> MATERIALS PROVIDED

######

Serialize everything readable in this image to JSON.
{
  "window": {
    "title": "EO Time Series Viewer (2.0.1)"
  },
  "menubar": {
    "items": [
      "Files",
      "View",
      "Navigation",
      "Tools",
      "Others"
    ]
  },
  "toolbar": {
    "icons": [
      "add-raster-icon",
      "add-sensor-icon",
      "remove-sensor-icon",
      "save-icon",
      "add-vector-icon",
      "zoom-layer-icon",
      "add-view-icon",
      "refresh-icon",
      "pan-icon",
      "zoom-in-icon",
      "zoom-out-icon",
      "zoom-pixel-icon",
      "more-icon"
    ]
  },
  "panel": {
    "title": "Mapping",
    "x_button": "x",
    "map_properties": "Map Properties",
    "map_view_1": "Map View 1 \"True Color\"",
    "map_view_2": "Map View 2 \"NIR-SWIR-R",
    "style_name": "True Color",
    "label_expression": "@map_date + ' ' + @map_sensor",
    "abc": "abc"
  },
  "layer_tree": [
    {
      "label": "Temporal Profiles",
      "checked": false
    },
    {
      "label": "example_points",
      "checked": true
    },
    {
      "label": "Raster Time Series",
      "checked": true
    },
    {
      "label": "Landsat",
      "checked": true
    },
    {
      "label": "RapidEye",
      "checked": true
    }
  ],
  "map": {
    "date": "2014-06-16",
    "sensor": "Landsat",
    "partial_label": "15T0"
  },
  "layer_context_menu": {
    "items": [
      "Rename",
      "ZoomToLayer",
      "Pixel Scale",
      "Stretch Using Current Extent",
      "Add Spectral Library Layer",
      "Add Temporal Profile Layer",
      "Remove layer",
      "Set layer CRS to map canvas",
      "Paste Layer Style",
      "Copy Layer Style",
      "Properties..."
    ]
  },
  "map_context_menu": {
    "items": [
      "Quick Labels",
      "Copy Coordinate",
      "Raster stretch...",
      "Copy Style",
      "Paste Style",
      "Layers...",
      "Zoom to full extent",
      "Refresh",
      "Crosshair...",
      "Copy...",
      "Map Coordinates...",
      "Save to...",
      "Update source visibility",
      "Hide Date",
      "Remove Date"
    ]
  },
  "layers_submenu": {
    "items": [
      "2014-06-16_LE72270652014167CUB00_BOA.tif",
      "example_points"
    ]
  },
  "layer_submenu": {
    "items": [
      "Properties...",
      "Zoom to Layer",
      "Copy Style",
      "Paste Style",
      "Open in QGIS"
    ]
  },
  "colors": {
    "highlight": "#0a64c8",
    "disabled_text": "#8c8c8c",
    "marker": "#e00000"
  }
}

######

> GIVEN EXERCISE
Using the material above, print every entry exactly as written.

> SOLUTION BELOW
Serialize everything readable in this image to JSON.
{
  "window": {
    "title": "EO Time Series Viewer (2.0.1)"
  },
  "menubar": {
    "items": [
      "Files",
      "View",
      "Navigation",
      "Tools",
      "Others"
    ]
  },
  "toolbar": {
    "icons": [
      "add-raster-icon",
      "add-sensor-icon",
      "remove-sensor-icon",
      "save-icon",
      "add-vector-icon",
      "zoom-layer-icon",
      "add-view-icon",
      "refresh-icon",
      "pan-icon",
      "zoom-in-icon",
      "zoom-out-icon",
      "zoom-pixel-icon",
      "more-icon"
    ]
  },
  "panel": {
    "title": "Mapping",
    "x_button": "x",
    "map_properties": "Map Properties",
    "map_view_1": "Map View 1 \"True Color\"",
    "map_view_2": "Map View 2 \"NIR-SWIR-R",
    "style_name": "True Color",
    "label_expression": "@map_date + ' ' + @map_sensor",
    "abc": "abc"
  },
  "layer_tree": [
    {
      "label": "Temporal Profiles",
      "checked": false
    },
    {
      "label": "example_points",
      "checked": true
    },
    {
      "label": "Raster Time Series",
      "checked": true
    },
    {
      "label": "Landsat",
      "checked": true
    },
    {
      "label": "RapidEye",
      "checked": true
    }
  ],
  "map": {
    "date": "2014-06-16",
    "sensor": "Landsat",
    "partial_label": "15T0"
  },
  "layer_context_menu": {
    "items": [
      "Rename",
      "ZoomToLayer",
      "Pixel Scale",
      "Stretch Using Current Extent",
      "Add Spectral Library Layer",
      "Add Temporal Profile Layer",
      "Remove layer",
      "Set layer CRS to map canvas",
      "Paste Layer Style",
      "Copy Layer Style",
      "Properties..."
    ]
  },
  "map_context_menu": {
    "items": [
      "Quick Labels",
      "Copy Coordinate",
      "Raster stretch...",
      "Copy Style",
      "Paste Style",
      "Layers...",
      "Zoom to full extent",
      "Refresh",
      "Crosshair...",
      "Copy...",
      "Map Coordinates...",
      "Save to...",
      "Update source visibility",
      "Hide Date",
      "Remove Date"
    ]
  },
  "layers_submenu": {
    "items": [
      "2014-06-16_LE72270652014167CUB00_BOA.tif",
      "example_points"
    ]
  },
  "layer_submenu": {
    "items": [
      "Properties...",
      "Zoom to Layer",
      "Copy Style",
      "Paste Style",
      "Open in QGIS"
    ]
  },
  "colors": {
    "highlight": "#0a64c8",
    "disabled_text": "#8c8c8c",
    "marker": "#e00000"
  }
}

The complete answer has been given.